* **Aim**: In the material below, identify each line bearing the word "питань". Reproduce those lines.

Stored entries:
☆ ☆ ☆ ☆ ☆

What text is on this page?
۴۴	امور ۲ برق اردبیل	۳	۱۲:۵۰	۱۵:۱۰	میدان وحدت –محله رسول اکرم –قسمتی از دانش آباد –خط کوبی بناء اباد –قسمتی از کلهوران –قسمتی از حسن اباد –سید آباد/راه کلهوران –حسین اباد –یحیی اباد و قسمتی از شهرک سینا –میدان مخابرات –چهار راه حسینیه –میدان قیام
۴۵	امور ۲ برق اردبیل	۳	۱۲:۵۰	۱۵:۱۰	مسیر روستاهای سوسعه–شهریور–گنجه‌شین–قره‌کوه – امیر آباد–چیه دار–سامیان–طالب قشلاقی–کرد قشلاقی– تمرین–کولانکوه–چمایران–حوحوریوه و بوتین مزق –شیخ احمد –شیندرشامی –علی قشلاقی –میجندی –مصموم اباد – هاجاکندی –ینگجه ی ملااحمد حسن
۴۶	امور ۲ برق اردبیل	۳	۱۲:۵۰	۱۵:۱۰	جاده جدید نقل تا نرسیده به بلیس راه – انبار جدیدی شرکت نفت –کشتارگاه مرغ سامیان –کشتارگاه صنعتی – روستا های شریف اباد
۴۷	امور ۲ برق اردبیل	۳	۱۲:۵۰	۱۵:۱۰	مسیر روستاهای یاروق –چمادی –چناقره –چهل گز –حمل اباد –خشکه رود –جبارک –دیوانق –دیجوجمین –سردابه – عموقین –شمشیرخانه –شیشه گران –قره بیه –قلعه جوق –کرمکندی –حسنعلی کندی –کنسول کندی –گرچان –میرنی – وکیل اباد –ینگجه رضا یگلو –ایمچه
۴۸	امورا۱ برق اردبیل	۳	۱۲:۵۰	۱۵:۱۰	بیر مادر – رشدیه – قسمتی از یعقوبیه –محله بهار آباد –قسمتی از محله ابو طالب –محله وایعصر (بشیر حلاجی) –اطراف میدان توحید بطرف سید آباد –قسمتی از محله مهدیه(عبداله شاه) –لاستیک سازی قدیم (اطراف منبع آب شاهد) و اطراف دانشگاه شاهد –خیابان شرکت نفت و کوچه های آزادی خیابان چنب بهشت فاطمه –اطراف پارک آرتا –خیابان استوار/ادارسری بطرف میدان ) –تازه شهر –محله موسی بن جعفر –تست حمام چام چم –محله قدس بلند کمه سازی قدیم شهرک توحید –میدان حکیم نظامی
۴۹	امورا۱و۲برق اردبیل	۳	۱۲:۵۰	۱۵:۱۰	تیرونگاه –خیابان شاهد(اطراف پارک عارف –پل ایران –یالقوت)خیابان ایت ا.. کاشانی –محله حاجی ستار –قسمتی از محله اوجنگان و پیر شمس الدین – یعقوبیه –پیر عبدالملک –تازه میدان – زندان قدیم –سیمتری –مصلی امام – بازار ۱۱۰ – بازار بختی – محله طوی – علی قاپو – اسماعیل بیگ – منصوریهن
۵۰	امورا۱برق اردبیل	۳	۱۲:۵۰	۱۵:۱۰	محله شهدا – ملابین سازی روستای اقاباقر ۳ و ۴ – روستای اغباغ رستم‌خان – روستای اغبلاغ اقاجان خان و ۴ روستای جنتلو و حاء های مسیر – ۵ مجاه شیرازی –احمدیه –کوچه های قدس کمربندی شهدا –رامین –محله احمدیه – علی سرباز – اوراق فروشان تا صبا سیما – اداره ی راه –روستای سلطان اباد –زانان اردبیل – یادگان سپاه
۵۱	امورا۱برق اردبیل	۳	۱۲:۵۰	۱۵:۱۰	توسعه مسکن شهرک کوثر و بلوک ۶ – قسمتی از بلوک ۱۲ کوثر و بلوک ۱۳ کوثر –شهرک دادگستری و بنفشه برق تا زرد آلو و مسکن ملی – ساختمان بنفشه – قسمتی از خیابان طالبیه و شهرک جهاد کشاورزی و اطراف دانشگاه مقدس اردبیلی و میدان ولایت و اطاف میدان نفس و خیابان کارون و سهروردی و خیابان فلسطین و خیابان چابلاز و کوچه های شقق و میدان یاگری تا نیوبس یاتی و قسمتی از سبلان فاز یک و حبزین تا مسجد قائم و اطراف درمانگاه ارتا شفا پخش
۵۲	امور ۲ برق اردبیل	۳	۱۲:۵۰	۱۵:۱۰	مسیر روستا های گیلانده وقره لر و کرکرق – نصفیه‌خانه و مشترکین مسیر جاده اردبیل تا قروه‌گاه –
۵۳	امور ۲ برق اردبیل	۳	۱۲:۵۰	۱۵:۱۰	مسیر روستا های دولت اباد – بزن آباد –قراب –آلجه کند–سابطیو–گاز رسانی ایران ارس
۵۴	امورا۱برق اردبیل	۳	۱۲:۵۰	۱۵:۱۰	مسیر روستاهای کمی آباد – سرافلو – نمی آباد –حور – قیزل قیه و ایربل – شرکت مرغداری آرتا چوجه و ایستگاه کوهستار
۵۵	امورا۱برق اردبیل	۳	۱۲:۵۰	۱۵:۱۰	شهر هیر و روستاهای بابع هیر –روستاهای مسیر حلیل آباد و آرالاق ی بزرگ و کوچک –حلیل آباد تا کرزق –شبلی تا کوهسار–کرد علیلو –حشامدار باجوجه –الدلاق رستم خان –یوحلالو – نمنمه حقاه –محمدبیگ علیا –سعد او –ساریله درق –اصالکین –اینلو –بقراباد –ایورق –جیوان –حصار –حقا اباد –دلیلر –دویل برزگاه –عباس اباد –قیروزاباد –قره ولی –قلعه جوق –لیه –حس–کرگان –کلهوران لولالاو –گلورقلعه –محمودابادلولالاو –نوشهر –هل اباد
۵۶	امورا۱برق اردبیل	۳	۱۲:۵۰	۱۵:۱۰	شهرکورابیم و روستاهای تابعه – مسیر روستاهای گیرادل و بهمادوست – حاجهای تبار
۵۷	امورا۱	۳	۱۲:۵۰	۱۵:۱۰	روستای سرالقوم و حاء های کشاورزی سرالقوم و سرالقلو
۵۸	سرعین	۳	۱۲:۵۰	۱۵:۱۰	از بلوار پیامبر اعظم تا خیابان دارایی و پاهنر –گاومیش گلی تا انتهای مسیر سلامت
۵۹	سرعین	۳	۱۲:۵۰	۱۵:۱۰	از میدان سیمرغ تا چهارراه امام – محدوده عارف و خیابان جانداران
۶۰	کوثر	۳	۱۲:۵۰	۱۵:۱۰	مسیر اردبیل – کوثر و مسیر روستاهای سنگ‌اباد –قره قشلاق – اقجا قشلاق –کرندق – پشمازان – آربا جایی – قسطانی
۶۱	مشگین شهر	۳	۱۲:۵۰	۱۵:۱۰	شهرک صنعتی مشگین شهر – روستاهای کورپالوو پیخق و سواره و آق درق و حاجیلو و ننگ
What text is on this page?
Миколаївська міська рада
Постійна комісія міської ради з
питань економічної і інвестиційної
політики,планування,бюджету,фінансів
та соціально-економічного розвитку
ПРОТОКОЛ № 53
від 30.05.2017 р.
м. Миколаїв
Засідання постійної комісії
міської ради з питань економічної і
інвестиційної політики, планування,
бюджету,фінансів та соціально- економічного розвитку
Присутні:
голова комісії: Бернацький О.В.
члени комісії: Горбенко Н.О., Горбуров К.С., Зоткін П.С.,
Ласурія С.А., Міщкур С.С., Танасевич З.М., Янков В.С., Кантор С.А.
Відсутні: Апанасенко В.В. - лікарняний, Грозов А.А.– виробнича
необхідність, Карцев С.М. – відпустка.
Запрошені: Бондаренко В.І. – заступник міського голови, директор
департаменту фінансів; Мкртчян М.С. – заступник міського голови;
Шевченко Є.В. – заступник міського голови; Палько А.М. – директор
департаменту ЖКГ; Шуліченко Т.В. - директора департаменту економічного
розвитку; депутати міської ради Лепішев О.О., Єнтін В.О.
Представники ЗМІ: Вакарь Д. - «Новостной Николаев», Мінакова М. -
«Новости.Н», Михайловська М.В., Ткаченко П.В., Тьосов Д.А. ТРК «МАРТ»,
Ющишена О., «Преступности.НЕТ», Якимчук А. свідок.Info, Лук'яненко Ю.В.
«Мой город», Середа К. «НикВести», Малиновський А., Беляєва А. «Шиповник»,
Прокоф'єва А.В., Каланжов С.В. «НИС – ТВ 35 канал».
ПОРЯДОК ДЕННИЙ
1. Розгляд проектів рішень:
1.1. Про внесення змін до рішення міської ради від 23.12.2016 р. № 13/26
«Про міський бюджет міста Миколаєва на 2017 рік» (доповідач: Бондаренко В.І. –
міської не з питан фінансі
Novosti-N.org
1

☆ ☆ ☆ ☆ ☆

* **The answer**:
питань економічної і інвестиційної
міської ради з питань економічної і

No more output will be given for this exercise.